● Task description
Examine the records and identify each line that includes the string "perfil". Copy those lines.

____

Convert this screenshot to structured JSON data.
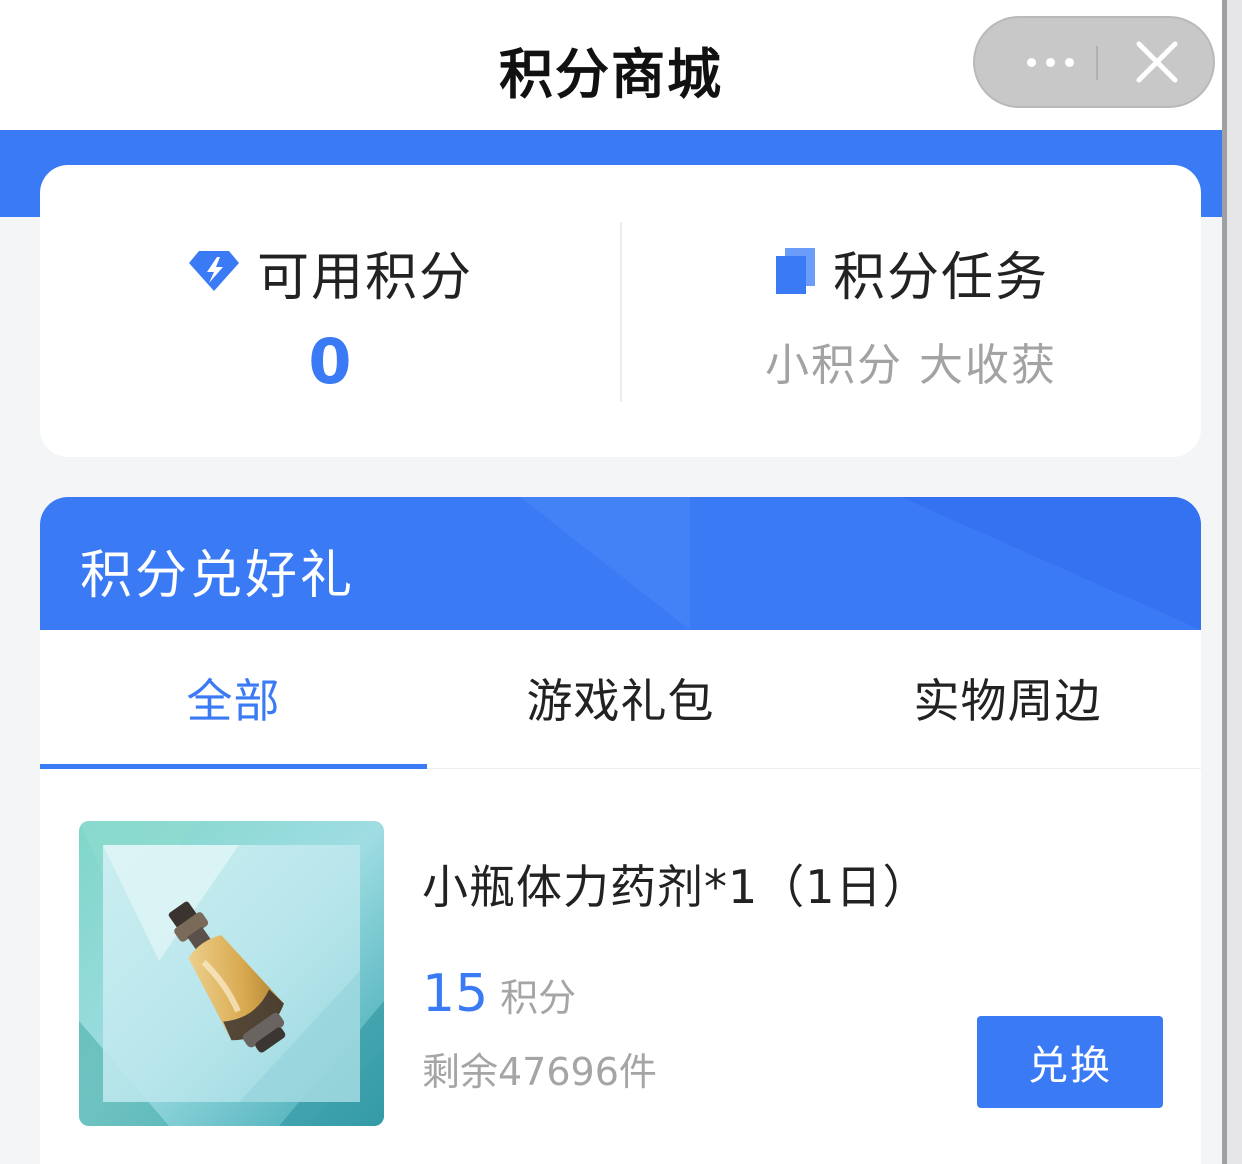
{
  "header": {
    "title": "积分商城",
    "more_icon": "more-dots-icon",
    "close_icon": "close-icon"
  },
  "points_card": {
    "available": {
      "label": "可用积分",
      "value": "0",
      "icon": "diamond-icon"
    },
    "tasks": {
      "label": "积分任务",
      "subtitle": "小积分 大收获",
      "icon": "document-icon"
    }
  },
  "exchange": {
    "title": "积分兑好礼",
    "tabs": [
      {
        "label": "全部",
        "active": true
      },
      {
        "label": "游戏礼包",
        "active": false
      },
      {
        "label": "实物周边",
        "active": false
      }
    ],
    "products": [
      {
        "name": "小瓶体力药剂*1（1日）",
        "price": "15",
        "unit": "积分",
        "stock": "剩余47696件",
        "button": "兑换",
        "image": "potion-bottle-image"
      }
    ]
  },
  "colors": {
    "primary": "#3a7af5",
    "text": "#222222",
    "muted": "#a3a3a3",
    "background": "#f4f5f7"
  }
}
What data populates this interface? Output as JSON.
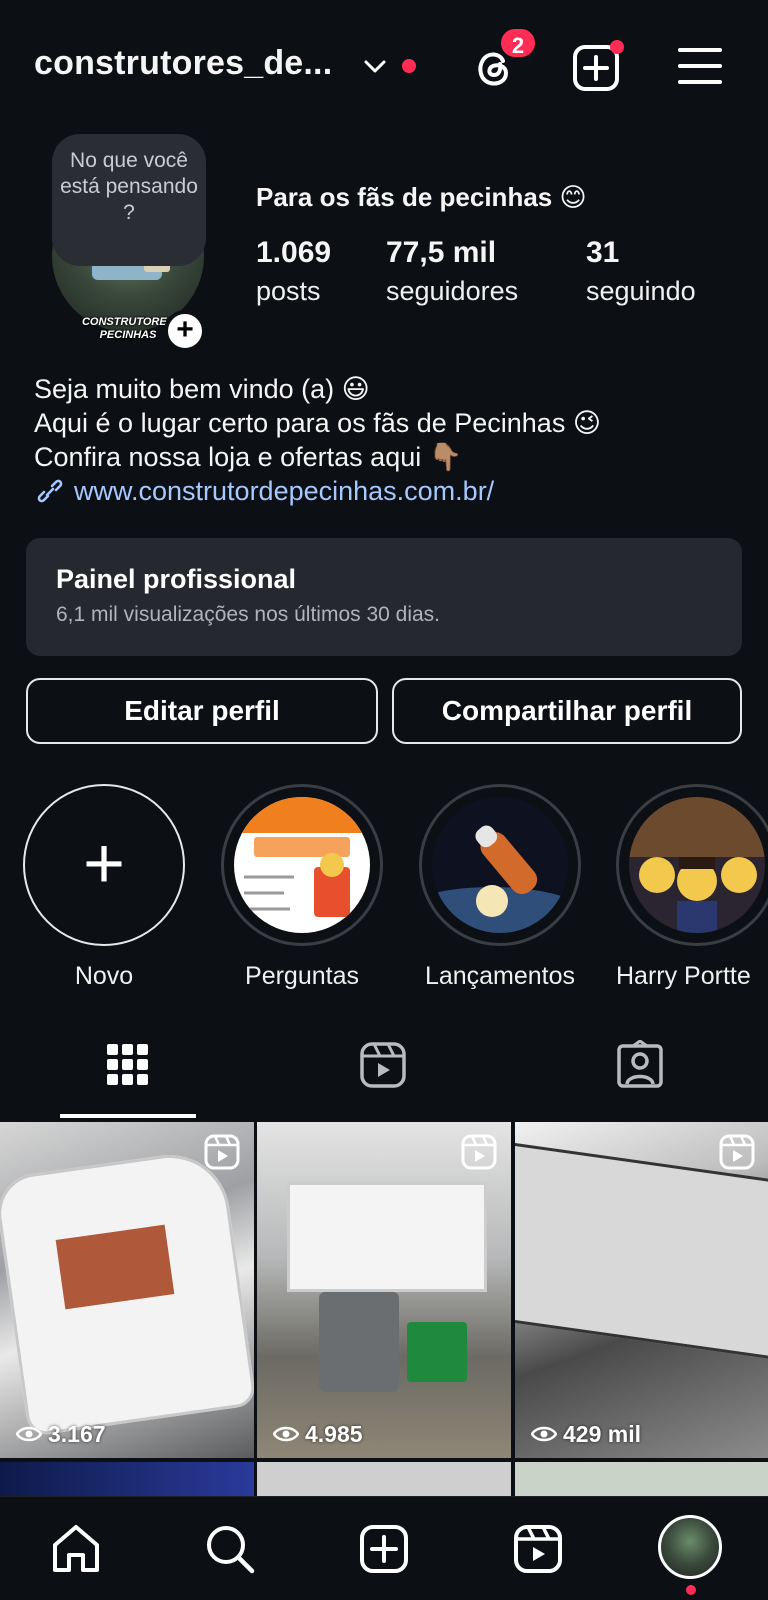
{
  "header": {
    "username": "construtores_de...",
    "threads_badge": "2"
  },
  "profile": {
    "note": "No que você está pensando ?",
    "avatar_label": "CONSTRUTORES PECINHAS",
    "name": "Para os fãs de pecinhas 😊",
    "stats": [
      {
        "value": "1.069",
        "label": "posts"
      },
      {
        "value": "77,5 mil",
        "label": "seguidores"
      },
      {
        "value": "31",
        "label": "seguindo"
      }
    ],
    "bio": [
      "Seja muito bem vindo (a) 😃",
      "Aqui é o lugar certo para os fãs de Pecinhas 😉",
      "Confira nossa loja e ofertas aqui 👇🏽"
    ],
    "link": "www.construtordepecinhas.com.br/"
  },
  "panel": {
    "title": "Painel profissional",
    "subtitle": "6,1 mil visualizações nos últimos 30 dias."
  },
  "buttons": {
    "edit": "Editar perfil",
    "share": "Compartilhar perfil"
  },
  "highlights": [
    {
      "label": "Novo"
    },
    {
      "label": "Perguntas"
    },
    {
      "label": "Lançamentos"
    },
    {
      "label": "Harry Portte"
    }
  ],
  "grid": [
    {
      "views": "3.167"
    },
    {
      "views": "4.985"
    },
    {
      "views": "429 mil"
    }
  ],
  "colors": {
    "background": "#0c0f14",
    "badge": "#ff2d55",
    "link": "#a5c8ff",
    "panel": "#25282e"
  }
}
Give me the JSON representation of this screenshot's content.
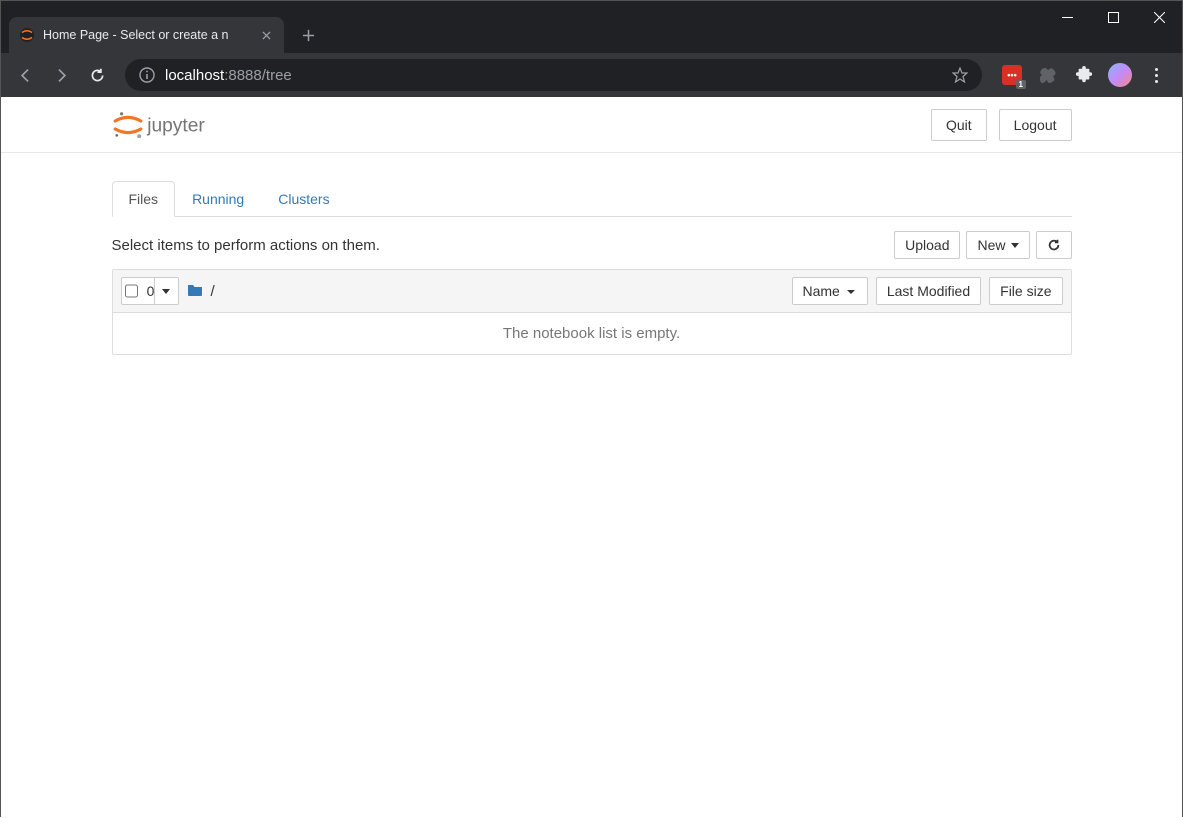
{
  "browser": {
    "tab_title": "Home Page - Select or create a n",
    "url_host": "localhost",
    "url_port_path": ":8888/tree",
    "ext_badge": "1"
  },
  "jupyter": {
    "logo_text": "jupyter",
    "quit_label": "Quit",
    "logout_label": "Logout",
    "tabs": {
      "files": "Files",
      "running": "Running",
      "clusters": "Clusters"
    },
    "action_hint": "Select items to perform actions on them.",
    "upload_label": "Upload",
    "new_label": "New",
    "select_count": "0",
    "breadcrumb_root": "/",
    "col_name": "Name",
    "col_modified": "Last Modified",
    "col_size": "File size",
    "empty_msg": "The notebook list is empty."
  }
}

____

● Output below
    "edit": "Editar perfil",
    "share": "Compartilhar perfil"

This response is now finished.